> _RECORDS FOR THIS EXERCISE_
===============
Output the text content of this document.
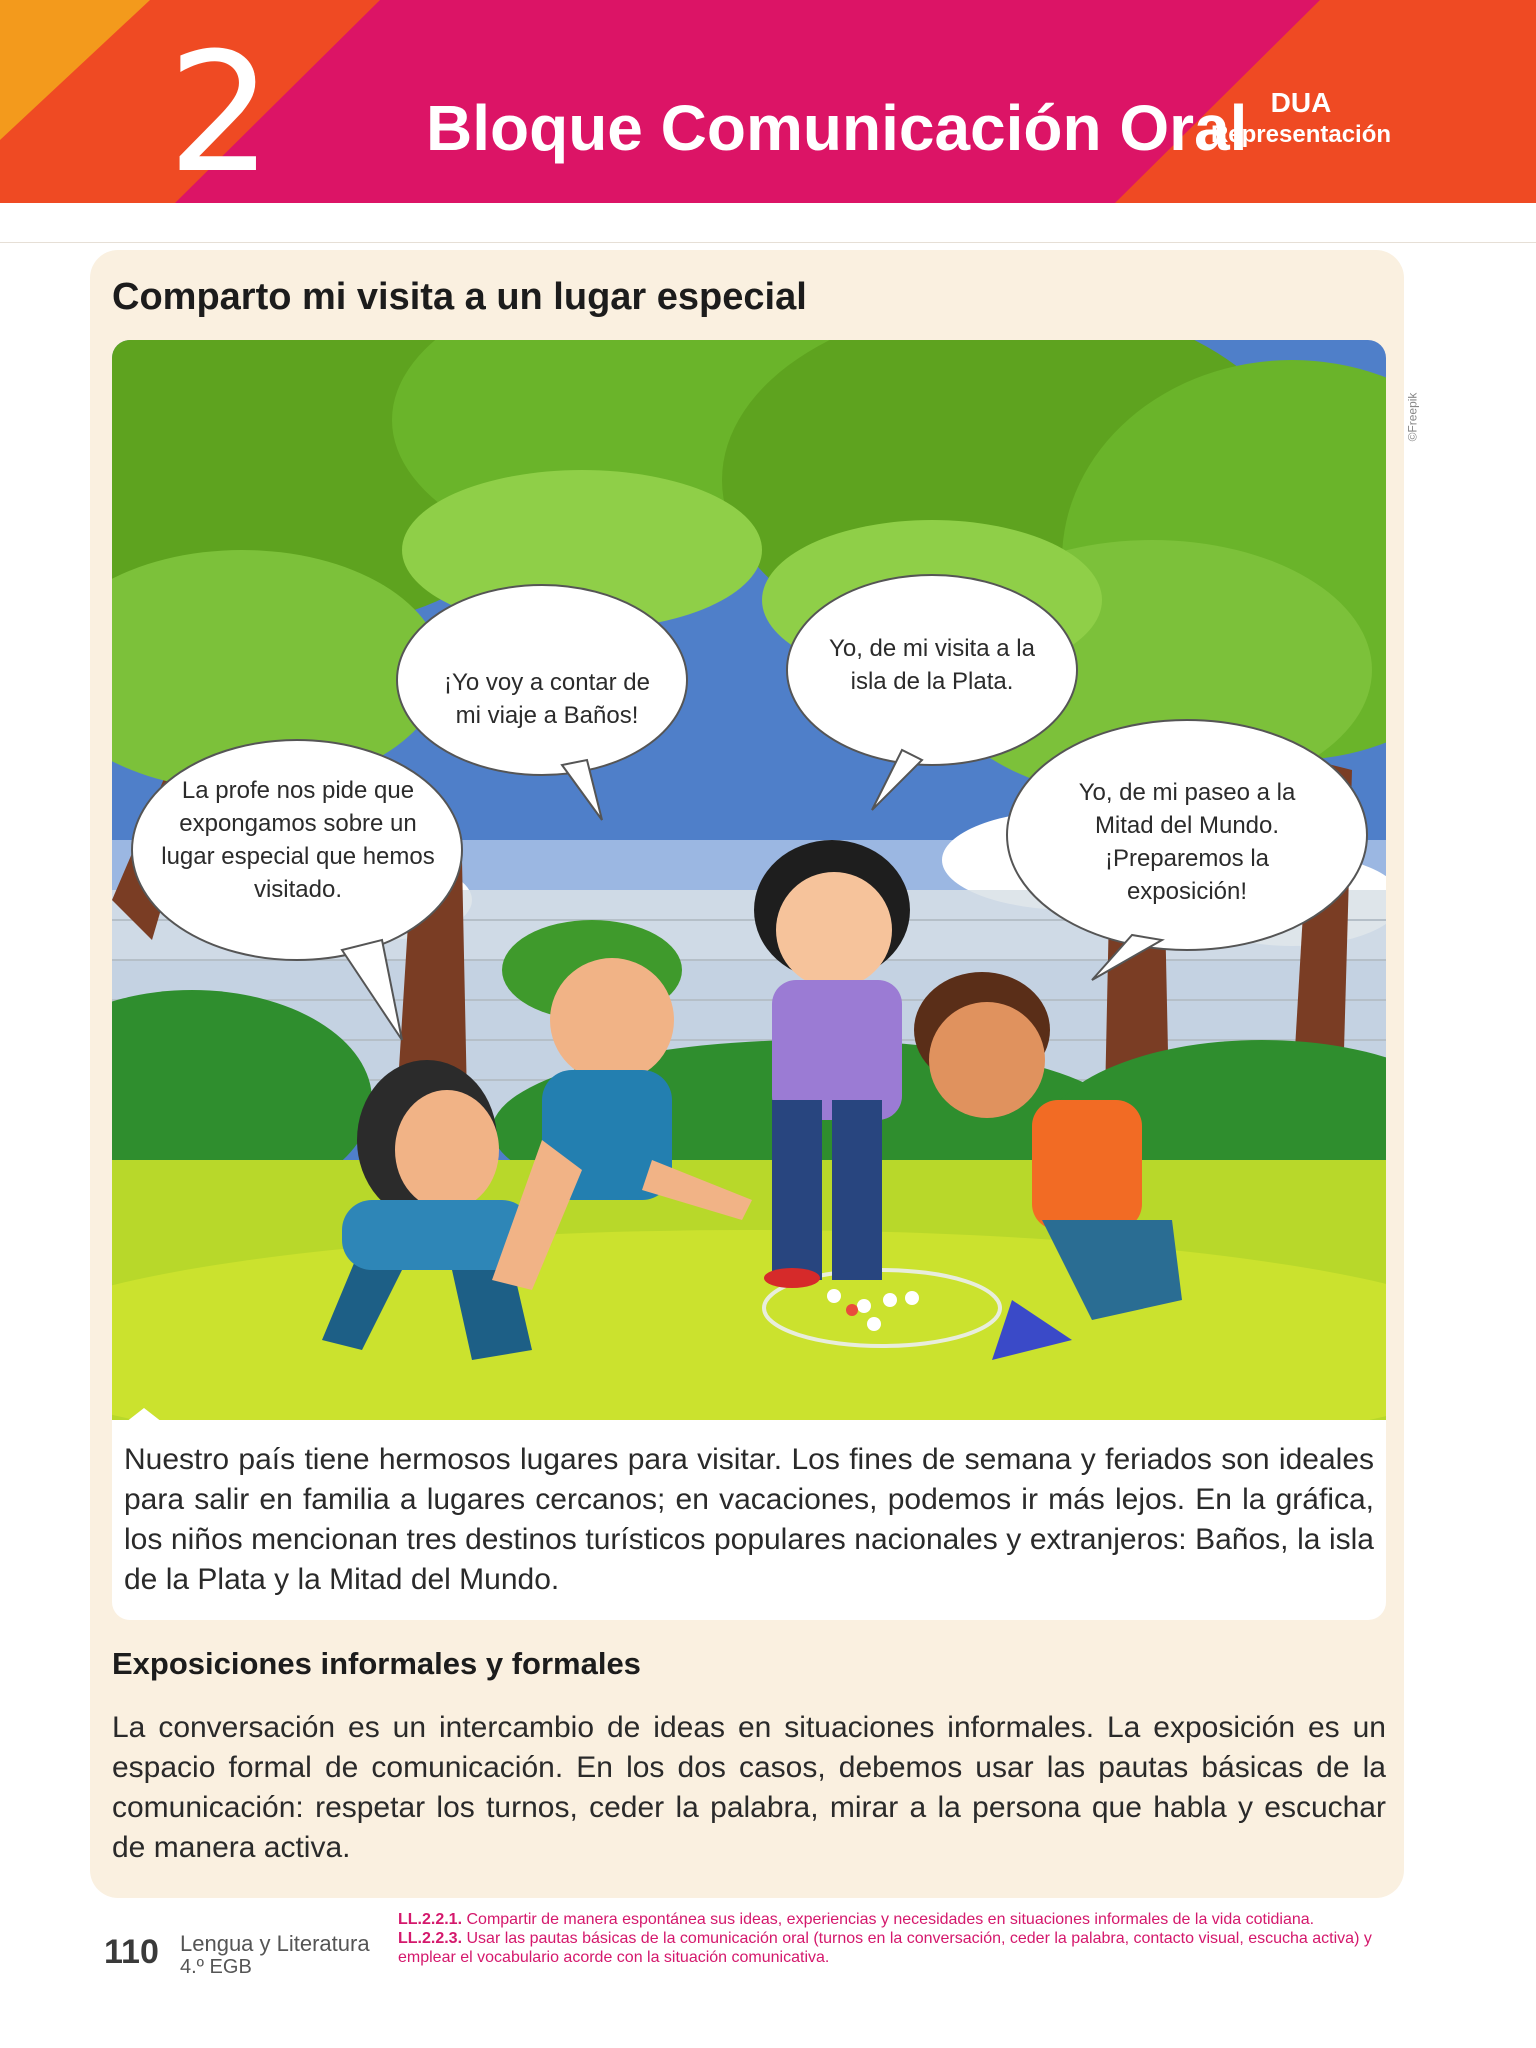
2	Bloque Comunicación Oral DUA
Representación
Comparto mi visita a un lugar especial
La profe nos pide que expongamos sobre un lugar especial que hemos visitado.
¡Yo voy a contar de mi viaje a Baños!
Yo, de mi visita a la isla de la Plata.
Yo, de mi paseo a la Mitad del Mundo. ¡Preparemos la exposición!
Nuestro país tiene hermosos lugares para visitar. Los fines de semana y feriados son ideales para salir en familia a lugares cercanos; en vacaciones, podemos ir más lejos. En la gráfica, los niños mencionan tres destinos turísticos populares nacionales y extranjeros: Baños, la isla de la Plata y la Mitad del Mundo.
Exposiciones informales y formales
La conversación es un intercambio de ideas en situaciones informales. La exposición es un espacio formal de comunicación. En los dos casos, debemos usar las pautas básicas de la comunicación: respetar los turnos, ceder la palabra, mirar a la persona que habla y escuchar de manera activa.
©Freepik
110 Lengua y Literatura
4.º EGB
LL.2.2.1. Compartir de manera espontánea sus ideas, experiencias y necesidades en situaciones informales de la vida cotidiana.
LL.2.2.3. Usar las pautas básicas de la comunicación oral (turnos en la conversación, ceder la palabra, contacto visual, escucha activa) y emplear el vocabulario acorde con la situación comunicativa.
===============
> _EXERCISE_
Locate the lines above that contain "situaciones" and copy them.

> _RIGHT ANSWER_
La conversación es un intercambio de ideas en situaciones informales. La exposición es un espacio formal de comunicación. En los dos casos, debemos usar las pautas básicas de la comunicación: respetar los turnos, ceder la palabra, mirar a la persona que habla y escuchar de manera activa.
LL.2.2.1. Compartir de manera espontánea sus ideas, experiencias y necesidades en situaciones informales de la vida cotidiana.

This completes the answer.